--- START EXTRACTED DATA ---

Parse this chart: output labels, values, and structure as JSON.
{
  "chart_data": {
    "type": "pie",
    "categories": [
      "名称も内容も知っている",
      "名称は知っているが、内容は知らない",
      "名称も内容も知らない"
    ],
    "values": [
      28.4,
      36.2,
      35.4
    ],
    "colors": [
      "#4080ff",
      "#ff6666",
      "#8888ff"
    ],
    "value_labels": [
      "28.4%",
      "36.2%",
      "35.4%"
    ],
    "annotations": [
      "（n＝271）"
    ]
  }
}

--- END EXTRACTED DATA ---

Work out how many lines in the entries hold the string "values". Your answer should consist solely of that number.

REPLY
2